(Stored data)
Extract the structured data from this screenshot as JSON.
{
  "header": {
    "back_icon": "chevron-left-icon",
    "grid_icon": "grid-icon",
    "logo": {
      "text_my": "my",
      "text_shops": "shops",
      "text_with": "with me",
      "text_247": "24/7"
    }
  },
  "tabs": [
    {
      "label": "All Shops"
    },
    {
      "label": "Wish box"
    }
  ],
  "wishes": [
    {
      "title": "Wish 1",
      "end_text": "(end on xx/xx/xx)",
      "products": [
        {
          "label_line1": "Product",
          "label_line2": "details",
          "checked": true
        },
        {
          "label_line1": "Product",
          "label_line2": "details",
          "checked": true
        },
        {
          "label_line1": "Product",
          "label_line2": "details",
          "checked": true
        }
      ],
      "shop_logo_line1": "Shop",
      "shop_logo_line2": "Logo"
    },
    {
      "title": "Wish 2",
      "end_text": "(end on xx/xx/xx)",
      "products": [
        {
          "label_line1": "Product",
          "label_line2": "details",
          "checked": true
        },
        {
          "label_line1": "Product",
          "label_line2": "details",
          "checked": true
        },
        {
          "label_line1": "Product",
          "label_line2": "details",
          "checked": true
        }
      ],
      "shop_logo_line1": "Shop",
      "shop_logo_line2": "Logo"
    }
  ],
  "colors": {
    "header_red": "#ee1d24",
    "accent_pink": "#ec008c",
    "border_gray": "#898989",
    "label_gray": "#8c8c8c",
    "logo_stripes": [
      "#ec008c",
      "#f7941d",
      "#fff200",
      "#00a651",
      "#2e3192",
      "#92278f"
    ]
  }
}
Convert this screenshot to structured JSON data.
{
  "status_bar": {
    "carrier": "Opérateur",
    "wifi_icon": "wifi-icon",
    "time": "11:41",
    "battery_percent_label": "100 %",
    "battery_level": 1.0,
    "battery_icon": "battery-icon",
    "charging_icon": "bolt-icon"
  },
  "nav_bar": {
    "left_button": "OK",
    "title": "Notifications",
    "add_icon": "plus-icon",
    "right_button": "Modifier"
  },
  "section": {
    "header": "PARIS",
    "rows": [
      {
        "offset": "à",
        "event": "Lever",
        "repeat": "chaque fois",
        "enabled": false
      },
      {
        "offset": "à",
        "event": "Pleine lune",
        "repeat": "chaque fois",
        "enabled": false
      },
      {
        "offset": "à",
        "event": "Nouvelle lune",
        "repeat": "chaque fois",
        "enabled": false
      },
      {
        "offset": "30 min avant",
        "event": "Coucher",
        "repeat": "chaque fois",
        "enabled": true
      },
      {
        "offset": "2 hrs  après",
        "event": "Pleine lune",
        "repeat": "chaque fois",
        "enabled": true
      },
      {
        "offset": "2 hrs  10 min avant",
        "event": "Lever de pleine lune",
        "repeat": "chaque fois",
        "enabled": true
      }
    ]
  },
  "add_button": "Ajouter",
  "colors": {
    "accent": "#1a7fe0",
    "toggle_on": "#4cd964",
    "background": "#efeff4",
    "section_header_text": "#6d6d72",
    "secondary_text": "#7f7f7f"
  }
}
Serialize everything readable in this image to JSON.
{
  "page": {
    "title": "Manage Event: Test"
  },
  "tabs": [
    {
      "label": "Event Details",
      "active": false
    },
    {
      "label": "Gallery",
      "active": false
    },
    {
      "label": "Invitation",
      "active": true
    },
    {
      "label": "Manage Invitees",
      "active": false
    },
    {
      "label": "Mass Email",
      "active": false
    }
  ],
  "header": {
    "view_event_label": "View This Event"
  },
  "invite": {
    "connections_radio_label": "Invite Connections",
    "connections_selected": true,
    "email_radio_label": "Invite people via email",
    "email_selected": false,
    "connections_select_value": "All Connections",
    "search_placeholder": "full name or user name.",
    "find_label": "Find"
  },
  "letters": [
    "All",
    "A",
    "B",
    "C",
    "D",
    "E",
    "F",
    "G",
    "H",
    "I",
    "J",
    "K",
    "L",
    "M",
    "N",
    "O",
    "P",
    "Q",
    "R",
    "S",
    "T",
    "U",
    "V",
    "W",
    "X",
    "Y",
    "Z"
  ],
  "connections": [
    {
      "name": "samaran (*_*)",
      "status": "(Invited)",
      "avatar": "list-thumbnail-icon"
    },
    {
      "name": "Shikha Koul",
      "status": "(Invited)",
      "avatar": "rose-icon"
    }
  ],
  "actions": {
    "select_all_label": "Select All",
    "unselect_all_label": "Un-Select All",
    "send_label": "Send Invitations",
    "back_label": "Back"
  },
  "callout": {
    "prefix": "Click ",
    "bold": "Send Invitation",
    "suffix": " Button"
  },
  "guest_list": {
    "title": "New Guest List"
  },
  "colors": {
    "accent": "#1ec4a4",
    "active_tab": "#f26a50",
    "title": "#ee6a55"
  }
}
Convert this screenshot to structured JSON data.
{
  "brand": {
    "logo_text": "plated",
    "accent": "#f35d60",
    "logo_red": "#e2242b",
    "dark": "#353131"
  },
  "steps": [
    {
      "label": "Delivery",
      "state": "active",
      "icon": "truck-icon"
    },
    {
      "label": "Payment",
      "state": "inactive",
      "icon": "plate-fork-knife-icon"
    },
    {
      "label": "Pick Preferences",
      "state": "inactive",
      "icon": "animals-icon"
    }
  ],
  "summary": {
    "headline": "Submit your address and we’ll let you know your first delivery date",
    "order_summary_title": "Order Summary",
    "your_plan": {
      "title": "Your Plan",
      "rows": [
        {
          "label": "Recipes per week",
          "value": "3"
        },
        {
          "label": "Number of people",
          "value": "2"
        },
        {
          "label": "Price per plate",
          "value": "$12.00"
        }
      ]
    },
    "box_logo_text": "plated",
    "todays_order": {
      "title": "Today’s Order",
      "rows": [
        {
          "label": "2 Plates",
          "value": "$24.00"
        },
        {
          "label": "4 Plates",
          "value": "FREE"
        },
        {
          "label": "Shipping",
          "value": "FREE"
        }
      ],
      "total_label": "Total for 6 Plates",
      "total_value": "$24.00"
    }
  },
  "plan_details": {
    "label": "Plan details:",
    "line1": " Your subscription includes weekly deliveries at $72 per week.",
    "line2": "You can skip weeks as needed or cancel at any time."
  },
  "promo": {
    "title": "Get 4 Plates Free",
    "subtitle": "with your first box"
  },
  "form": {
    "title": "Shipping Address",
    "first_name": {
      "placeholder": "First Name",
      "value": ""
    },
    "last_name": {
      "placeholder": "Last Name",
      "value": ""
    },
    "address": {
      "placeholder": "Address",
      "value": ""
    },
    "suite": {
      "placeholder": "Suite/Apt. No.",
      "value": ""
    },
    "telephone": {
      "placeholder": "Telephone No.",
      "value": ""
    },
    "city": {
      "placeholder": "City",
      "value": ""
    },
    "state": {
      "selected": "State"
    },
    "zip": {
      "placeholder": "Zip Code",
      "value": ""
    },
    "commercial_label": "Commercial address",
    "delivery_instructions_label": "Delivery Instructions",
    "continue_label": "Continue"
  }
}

## Given request
The answer is a single number: how many lines include the word "plated"?

## Exercise answer
2